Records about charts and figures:
□ □ □ □ □

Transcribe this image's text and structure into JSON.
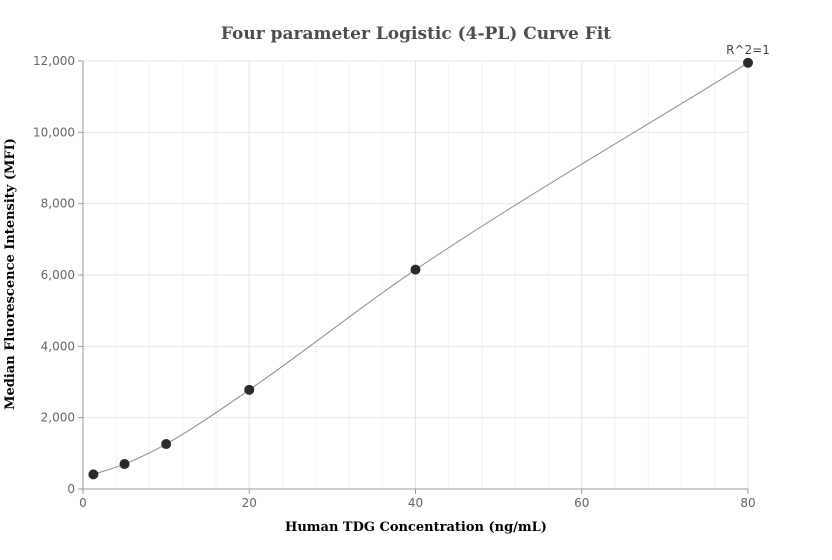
{
  "chart_data": {
    "type": "scatter",
    "title": "Four parameter Logistic (4-PL) Curve Fit",
    "xlabel": "Human TDG Concentration (ng/mL)",
    "ylabel": "Median Fluorescence Intensity (MFI)",
    "xlim": [
      0,
      80
    ],
    "ylim": [
      0,
      12000
    ],
    "x_ticks": [
      0,
      20,
      40,
      60,
      80
    ],
    "x_tick_labels": [
      "0",
      "20",
      "40",
      "60",
      "80"
    ],
    "y_ticks": [
      0,
      2000,
      4000,
      6000,
      8000,
      10000,
      12000
    ],
    "y_tick_labels": [
      "0",
      "2,000",
      "4,000",
      "6,000",
      "8,000",
      "10,000",
      "12,000"
    ],
    "grid": true,
    "annotation": "R^2=1",
    "colors": {
      "points": "#2b2b2b",
      "curve": "#8c8c8c",
      "grid": "#e6e6e6"
    },
    "points": [
      {
        "x": 1.25,
        "y": 410
      },
      {
        "x": 5,
        "y": 700
      },
      {
        "x": 10,
        "y": 1260
      },
      {
        "x": 20,
        "y": 2780
      },
      {
        "x": 40,
        "y": 6150
      },
      {
        "x": 80,
        "y": 11950
      }
    ]
  }
}
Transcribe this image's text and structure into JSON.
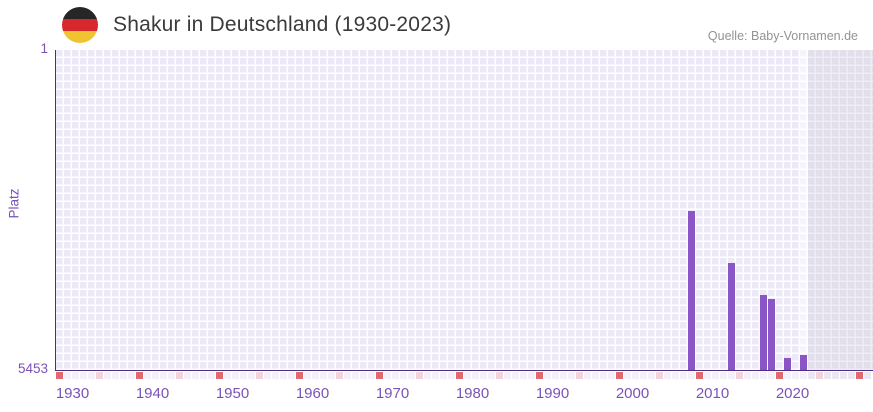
{
  "header": {
    "title": "Shakur in Deutschland (1930-2023)",
    "source": "Quelle: Baby-Vornamen.de",
    "flag_icon": "germany-flag-icon",
    "flag_colors": [
      "#262626",
      "#d6282d",
      "#f0c431"
    ]
  },
  "chart_data": {
    "type": "bar",
    "title": "Shakur in Deutschland (1930-2023)",
    "xlabel": "",
    "ylabel": "Platz",
    "x_range": [
      1930,
      2023
    ],
    "x_extended_to": 2031,
    "future_zone_start": 2024,
    "ylim": [
      1,
      5453
    ],
    "y_axis_reversed": true,
    "y_tick_labels": [
      "1",
      "5453"
    ],
    "x_tick_labels": [
      "1930",
      "1940",
      "1950",
      "1960",
      "1970",
      "1980",
      "1990",
      "2000",
      "2010",
      "2020"
    ],
    "grid": "checkered",
    "legend": null,
    "points": [
      {
        "year": 2009,
        "platz": 2744
      },
      {
        "year": 2014,
        "platz": 3625
      },
      {
        "year": 2018,
        "platz": 4175
      },
      {
        "year": 2019,
        "platz": 4243
      },
      {
        "year": 2021,
        "platz": 5254
      },
      {
        "year": 2023,
        "platz": 5203
      }
    ]
  },
  "colors": {
    "bar": "#8a55c6",
    "axis_line": "#4d2d86",
    "tick_label": "#7a52b8",
    "plot_cell": "#ece8f7",
    "future_cell": "#e2dfeb",
    "decade_marker": "#e0696f",
    "half_decade_marker": "#f2d3dc",
    "title_text": "#3b3b3b",
    "source_text": "#939398"
  }
}
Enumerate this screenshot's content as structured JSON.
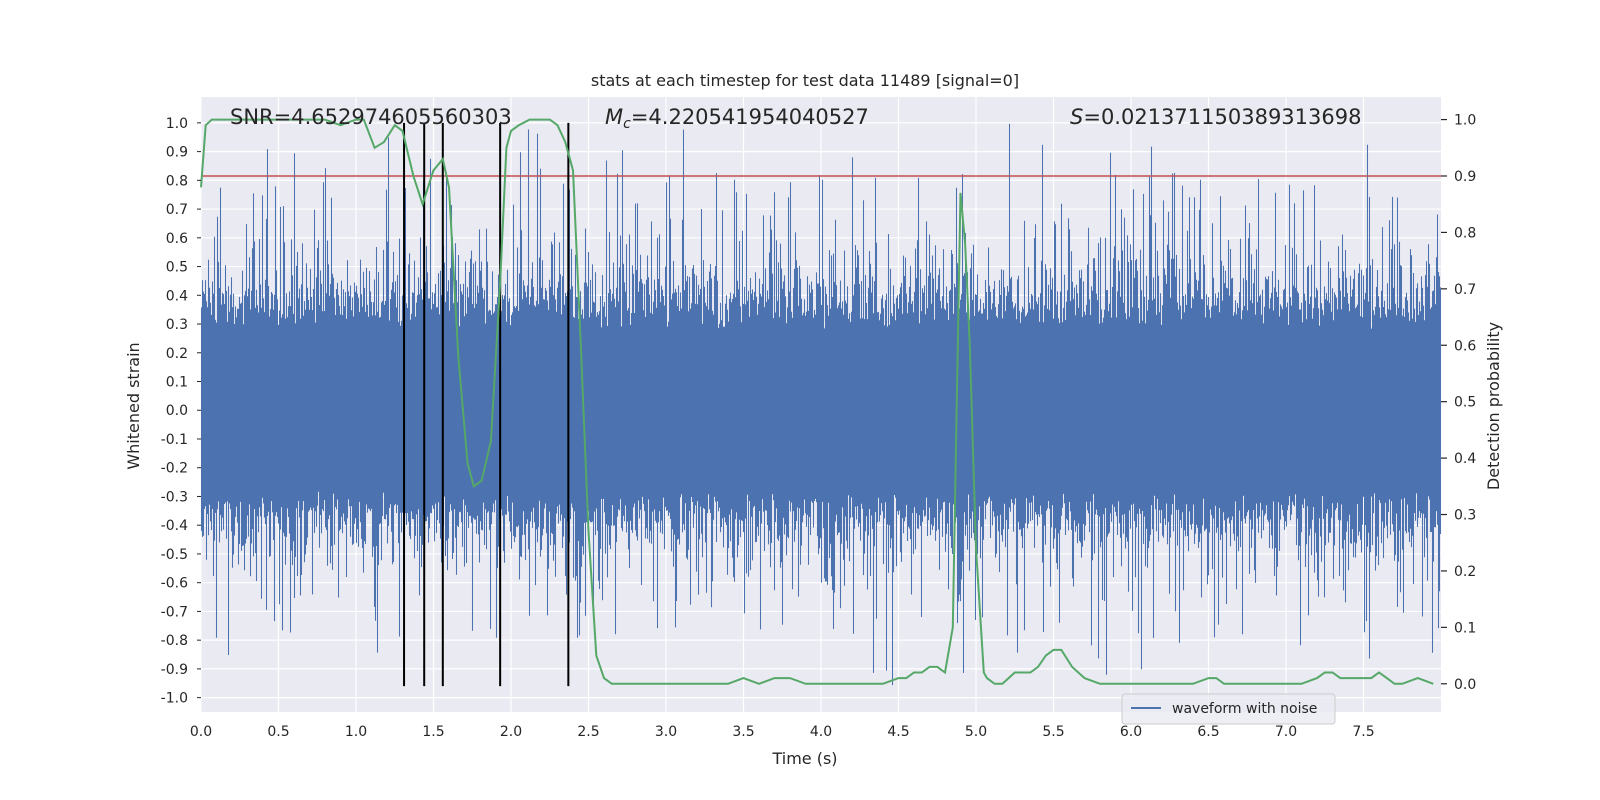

□ □ □ □ □

[THE REQUEST]: Pull out and copy each line containing the string "year".

[EXERCISE RESPONSE]:
        "year": 2009,
        "year": 2014,
        "year": 2018,
        "year": 2019,
        "year": 2021,
        "year": 2023,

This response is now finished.